* [Your goal]:
Repeat the material below exactly, line for line.

* [Provided records]:
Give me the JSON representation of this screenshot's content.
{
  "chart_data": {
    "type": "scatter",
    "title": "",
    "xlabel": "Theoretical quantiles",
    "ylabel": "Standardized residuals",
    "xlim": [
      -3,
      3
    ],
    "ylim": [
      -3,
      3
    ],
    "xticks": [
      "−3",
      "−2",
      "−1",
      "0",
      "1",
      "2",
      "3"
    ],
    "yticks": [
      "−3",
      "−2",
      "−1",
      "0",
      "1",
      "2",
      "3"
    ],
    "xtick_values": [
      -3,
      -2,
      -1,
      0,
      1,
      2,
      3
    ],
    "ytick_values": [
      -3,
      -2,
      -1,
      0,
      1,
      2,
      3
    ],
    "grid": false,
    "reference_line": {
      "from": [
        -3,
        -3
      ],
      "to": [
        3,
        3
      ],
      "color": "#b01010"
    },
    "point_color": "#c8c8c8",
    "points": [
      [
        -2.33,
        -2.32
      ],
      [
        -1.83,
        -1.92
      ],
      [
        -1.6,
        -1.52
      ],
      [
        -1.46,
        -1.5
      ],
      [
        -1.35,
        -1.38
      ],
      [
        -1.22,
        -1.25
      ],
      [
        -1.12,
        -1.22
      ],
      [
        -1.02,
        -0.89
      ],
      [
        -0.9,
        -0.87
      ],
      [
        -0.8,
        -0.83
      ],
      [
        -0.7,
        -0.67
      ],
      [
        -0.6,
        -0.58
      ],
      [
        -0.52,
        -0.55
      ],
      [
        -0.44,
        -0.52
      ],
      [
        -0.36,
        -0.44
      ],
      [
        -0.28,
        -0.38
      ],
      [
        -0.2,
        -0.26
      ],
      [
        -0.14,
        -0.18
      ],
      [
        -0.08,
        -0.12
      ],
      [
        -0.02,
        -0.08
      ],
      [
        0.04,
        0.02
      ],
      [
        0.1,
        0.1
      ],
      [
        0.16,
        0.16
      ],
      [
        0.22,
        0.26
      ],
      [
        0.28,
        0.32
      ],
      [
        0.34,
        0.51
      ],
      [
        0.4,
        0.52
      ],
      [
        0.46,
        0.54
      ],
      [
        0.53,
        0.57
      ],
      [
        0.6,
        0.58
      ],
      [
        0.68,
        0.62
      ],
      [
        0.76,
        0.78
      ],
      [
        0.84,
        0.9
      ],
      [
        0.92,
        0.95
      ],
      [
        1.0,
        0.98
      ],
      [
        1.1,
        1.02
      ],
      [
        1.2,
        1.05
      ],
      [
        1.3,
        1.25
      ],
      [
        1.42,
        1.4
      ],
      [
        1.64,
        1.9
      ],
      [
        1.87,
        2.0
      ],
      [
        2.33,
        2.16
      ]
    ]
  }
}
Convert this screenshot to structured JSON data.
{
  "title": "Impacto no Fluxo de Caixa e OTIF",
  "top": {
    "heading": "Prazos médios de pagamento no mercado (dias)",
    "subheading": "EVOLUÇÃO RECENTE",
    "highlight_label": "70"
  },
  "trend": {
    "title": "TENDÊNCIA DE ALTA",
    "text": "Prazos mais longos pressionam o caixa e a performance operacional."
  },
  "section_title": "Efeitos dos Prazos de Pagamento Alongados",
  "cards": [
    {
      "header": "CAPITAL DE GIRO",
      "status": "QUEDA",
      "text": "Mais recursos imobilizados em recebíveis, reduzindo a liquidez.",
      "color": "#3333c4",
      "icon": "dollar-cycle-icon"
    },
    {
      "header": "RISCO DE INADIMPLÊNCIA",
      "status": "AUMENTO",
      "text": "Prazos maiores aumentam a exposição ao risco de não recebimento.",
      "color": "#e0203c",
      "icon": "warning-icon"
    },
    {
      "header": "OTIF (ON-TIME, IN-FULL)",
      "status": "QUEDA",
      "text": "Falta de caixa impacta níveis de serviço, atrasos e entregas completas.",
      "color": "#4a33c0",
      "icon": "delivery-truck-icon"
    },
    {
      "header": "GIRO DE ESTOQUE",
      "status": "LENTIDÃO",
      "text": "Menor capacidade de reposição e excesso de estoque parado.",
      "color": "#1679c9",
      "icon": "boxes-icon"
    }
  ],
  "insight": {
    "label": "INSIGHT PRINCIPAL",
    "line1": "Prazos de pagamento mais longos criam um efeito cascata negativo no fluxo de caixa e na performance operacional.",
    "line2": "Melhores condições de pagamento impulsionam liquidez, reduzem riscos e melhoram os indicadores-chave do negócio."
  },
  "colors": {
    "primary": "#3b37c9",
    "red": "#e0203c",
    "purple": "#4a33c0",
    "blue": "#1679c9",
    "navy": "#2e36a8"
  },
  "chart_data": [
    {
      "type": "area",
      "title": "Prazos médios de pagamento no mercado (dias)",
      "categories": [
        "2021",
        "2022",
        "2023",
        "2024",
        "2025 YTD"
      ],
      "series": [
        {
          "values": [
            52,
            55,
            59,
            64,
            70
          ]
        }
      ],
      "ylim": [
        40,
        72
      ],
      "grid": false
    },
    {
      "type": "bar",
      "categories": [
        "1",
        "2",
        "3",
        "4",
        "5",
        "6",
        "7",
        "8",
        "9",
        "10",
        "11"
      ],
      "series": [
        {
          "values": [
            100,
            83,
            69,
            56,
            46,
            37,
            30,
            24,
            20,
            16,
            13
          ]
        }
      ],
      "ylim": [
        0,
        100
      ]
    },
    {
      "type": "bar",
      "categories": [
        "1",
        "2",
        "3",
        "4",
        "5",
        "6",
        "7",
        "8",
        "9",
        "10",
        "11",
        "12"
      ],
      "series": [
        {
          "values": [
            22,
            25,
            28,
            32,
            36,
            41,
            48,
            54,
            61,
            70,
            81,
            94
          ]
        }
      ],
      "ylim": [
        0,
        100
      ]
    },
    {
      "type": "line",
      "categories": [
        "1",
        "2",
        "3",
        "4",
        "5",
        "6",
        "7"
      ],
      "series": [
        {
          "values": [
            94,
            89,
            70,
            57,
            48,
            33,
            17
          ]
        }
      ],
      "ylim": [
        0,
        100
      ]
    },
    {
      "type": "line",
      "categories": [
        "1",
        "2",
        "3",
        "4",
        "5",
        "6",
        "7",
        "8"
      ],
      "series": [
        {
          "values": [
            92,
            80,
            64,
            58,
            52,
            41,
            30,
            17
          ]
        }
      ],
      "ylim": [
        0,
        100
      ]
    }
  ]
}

* [In response]:
Give me the JSON representation of this screenshot's content.
{
  "chart_data": {
    "type": "scatter",
    "title": "",
    "xlabel": "Theoretical quantiles",
    "ylabel": "Standardized residuals",
    "xlim": [
      -3,
      3
    ],
    "ylim": [
      -3,
      3
    ],
    "xticks": [
      "−3",
      "−2",
      "−1",
      "0",
      "1",
      "2",
      "3"
    ],
    "yticks": [
      "−3",
      "−2",
      "−1",
      "0",
      "1",
      "2",
      "3"
    ],
    "xtick_values": [
      -3,
      -2,
      -1,
      0,
      1,
      2,
      3
    ],
    "ytick_values": [
      -3,
      -2,
      -1,
      0,
      1,
      2,
      3
    ],
    "grid": false,
    "reference_line": {
      "from": [
        -3,
        -3
      ],
      "to": [
        3,
        3
      ],
      "color": "#b01010"
    },
    "point_color": "#c8c8c8",
    "points": [
      [
        -2.33,
        -2.32
      ],
      [
        -1.83,
        -1.92
      ],
      [
        -1.6,
        -1.52
      ],
      [
        -1.46,
        -1.5
      ],
      [
        -1.35,
        -1.38
      ],
      [
        -1.22,
        -1.25
      ],
      [
        -1.12,
        -1.22
      ],
      [
        -1.02,
        -0.89
      ],
      [
        -0.9,
        -0.87
      ],
      [
        -0.8,
        -0.83
      ],
      [
        -0.7,
        -0.67
      ],
      [
        -0.6,
        -0.58
      ],
      [
        -0.52,
        -0.55
      ],
      [
        -0.44,
        -0.52
      ],
      [
        -0.36,
        -0.44
      ],
      [
        -0.28,
        -0.38
      ],
      [
        -0.2,
        -0.26
      ],
      [
        -0.14,
        -0.18
      ],
      [
        -0.08,
        -0.12
      ],
      [
        -0.02,
        -0.08
      ],
      [
        0.04,
        0.02
      ],
      [
        0.1,
        0.1
      ],
      [
        0.16,
        0.16
      ],
      [
        0.22,
        0.26
      ],
      [
        0.28,
        0.32
      ],
      [
        0.34,
        0.51
      ],
      [
        0.4,
        0.52
      ],
      [
        0.46,
        0.54
      ],
      [
        0.53,
        0.57
      ],
      [
        0.6,
        0.58
      ],
      [
        0.68,
        0.62
      ],
      [
        0.76,
        0.78
      ],
      [
        0.84,
        0.9
      ],
      [
        0.92,
        0.95
      ],
      [
        1.0,
        0.98
      ],
      [
        1.1,
        1.02
      ],
      [
        1.2,
        1.05
      ],
      [
        1.3,
        1.25
      ],
      [
        1.42,
        1.4
      ],
      [
        1.64,
        1.9
      ],
      [
        1.87,
        2.0
      ],
      [
        2.33,
        2.16
      ]
    ]
  }
}
Convert this screenshot to structured JSON data.
{
  "title": "Impacto no Fluxo de Caixa e OTIF",
  "top": {
    "heading": "Prazos médios de pagamento no mercado (dias)",
    "subheading": "EVOLUÇÃO RECENTE",
    "highlight_label": "70"
  },
  "trend": {
    "title": "TENDÊNCIA DE ALTA",
    "text": "Prazos mais longos pressionam o caixa e a performance operacional."
  },
  "section_title": "Efeitos dos Prazos de Pagamento Alongados",
  "cards": [
    {
      "header": "CAPITAL DE GIRO",
      "status": "QUEDA",
      "text": "Mais recursos imobilizados em recebíveis, reduzindo a liquidez.",
      "color": "#3333c4",
      "icon": "dollar-cycle-icon"
    },
    {
      "header": "RISCO DE INADIMPLÊNCIA",
      "status": "AUMENTO",
      "text": "Prazos maiores aumentam a exposição ao risco de não recebimento.",
      "color": "#e0203c",
      "icon": "warning-icon"
    },
    {
      "header": "OTIF (ON-TIME, IN-FULL)",
      "status": "QUEDA",
      "text": "Falta de caixa impacta níveis de serviço, atrasos e entregas completas.",
      "color": "#4a33c0",
      "icon": "delivery-truck-icon"
    },
    {
      "header": "GIRO DE ESTOQUE",
      "status": "LENTIDÃO",
      "text": "Menor capacidade de reposição e excesso de estoque parado.",
      "color": "#1679c9",
      "icon": "boxes-icon"
    }
  ],
  "insight": {
    "label": "INSIGHT PRINCIPAL",
    "line1": "Prazos de pagamento mais longos criam um efeito cascata negativo no fluxo de caixa e na performance operacional.",
    "line2": "Melhores condições de pagamento impulsionam liquidez, reduzem riscos e melhoram os indicadores-chave do negócio."
  },
  "colors": {
    "primary": "#3b37c9",
    "red": "#e0203c",
    "purple": "#4a33c0",
    "blue": "#1679c9",
    "navy": "#2e36a8"
  },
  "chart_data": [
    {
      "type": "area",
      "title": "Prazos médios de pagamento no mercado (dias)",
      "categories": [
        "2021",
        "2022",
        "2023",
        "2024",
        "2025 YTD"
      ],
      "series": [
        {
          "values": [
            52,
            55,
            59,
            64,
            70
          ]
        }
      ],
      "ylim": [
        40,
        72
      ],
      "grid": false
    },
    {
      "type": "bar",
      "categories": [
        "1",
        "2",
        "3",
        "4",
        "5",
        "6",
        "7",
        "8",
        "9",
        "10",
        "11"
      ],
      "series": [
        {
          "values": [
            100,
            83,
            69,
            56,
            46,
            37,
            30,
            24,
            20,
            16,
            13
          ]
        }
      ],
      "ylim": [
        0,
        100
      ]
    },
    {
      "type": "bar",
      "categories": [
        "1",
        "2",
        "3",
        "4",
        "5",
        "6",
        "7",
        "8",
        "9",
        "10",
        "11",
        "12"
      ],
      "series": [
        {
          "values": [
            22,
            25,
            28,
            32,
            36,
            41,
            48,
            54,
            61,
            70,
            81,
            94
          ]
        }
      ],
      "ylim": [
        0,
        100
      ]
    },
    {
      "type": "line",
      "categories": [
        "1",
        "2",
        "3",
        "4",
        "5",
        "6",
        "7"
      ],
      "series": [
        {
          "values": [
            94,
            89,
            70,
            57,
            48,
            33,
            17
          ]
        }
      ],
      "ylim": [
        0,
        100
      ]
    },
    {
      "type": "line",
      "categories": [
        "1",
        "2",
        "3",
        "4",
        "5",
        "6",
        "7",
        "8"
      ],
      "series": [
        {
          "values": [
            92,
            80,
            64,
            58,
            52,
            41,
            30,
            17
          ]
        }
      ],
      "ylim": [
        0,
        100
      ]
    }
  ]
}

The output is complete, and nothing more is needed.